• **What to produce**
For each line below that includes the word "appear", make a copy.

• **Dataset**
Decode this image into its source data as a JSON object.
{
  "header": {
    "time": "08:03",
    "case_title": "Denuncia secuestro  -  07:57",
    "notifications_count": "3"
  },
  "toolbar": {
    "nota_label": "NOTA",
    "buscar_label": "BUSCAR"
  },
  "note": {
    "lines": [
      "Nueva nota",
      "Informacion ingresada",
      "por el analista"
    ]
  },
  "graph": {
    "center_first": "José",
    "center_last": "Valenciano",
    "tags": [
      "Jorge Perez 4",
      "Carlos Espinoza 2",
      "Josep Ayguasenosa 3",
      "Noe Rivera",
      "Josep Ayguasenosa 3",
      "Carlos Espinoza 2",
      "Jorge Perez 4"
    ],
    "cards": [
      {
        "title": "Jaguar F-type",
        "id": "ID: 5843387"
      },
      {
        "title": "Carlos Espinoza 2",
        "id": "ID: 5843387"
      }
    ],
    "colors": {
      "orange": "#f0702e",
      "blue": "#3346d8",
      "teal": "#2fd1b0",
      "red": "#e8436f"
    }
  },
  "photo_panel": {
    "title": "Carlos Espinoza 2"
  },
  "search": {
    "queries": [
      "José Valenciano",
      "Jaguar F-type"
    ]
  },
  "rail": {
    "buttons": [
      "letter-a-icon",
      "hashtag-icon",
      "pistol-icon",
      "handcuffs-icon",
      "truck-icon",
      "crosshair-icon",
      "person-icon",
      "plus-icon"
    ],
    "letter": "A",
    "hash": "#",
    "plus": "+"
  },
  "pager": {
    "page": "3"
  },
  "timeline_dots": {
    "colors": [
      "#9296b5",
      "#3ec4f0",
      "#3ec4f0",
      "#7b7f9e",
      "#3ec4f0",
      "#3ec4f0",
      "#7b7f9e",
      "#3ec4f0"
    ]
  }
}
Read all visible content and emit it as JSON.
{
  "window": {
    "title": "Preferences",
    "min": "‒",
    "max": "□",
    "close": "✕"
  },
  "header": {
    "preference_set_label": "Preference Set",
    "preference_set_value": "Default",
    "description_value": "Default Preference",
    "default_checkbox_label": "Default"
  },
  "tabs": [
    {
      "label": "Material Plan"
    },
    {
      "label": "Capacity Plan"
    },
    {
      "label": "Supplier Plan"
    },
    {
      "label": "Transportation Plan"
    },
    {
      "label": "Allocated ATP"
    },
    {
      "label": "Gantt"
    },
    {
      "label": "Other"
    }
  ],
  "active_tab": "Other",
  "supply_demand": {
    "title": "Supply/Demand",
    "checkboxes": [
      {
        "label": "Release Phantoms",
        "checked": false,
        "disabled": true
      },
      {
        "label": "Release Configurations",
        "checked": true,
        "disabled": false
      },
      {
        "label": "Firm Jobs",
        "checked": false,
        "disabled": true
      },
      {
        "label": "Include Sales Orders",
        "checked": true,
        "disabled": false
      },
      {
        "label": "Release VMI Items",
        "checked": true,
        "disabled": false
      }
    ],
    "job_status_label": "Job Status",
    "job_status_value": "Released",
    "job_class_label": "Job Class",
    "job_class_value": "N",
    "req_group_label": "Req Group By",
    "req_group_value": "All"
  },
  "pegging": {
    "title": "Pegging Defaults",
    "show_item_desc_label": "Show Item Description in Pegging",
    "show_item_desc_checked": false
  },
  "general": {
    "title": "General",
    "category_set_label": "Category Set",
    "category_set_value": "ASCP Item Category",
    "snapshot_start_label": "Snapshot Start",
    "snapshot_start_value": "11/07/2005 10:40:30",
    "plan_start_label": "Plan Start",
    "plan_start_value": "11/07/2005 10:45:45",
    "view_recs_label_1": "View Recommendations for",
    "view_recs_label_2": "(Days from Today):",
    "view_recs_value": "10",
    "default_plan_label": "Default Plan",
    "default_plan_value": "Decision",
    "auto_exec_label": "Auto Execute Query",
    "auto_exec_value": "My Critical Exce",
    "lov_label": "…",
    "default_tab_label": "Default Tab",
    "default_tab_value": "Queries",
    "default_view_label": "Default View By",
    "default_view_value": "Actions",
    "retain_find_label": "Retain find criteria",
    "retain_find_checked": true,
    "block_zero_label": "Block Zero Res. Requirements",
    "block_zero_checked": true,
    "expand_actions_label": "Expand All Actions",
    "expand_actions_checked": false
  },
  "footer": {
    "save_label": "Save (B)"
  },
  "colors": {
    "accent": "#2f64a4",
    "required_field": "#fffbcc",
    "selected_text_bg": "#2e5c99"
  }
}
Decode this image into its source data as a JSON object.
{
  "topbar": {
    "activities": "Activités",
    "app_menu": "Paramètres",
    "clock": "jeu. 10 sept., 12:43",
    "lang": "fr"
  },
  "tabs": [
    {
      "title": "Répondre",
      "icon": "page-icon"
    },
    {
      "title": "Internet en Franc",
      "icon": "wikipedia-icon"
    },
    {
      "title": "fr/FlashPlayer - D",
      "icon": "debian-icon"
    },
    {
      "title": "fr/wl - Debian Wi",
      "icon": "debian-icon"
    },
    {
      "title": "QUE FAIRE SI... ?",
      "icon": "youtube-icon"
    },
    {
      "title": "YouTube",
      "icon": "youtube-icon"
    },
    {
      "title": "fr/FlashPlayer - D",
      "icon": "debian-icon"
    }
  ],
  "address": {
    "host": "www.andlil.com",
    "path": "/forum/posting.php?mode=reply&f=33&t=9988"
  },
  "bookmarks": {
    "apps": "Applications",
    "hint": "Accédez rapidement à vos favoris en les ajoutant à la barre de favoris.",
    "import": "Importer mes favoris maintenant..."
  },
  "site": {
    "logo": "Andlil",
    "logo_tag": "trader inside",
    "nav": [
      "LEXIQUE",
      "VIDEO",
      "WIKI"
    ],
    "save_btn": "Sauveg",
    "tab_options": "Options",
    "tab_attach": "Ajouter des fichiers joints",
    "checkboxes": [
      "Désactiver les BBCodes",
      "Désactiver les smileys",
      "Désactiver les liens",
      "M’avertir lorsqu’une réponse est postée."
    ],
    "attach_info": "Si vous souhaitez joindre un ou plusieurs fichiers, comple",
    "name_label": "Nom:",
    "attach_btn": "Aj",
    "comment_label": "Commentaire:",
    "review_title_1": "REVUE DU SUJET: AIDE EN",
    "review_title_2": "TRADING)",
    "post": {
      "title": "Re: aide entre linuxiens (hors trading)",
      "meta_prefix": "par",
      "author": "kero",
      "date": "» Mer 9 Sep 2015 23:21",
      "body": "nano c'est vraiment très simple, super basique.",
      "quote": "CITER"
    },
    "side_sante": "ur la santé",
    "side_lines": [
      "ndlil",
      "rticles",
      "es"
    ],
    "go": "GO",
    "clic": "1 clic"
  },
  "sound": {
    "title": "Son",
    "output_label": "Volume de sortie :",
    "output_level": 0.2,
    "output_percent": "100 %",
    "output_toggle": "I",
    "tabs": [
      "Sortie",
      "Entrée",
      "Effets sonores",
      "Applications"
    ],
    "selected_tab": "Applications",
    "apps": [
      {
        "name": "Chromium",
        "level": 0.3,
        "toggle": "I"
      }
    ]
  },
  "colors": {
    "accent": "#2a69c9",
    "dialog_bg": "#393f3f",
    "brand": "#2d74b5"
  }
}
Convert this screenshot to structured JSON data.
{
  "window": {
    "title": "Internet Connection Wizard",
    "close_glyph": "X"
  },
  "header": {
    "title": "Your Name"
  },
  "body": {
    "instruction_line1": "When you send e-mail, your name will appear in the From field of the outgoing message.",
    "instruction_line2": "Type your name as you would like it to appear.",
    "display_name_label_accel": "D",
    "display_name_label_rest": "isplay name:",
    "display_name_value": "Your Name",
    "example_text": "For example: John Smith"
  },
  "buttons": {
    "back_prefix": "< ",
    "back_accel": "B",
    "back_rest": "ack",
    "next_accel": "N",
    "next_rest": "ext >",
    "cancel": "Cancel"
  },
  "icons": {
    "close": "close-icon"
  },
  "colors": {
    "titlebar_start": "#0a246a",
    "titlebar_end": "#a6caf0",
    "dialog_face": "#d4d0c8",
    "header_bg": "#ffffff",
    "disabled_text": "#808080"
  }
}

• **Written response**
    "instruction_line1": "When you send e-mail, your name will appear in the From field of the outgoing message.",
    "instruction_line2": "Type your name as you would like it to appear.",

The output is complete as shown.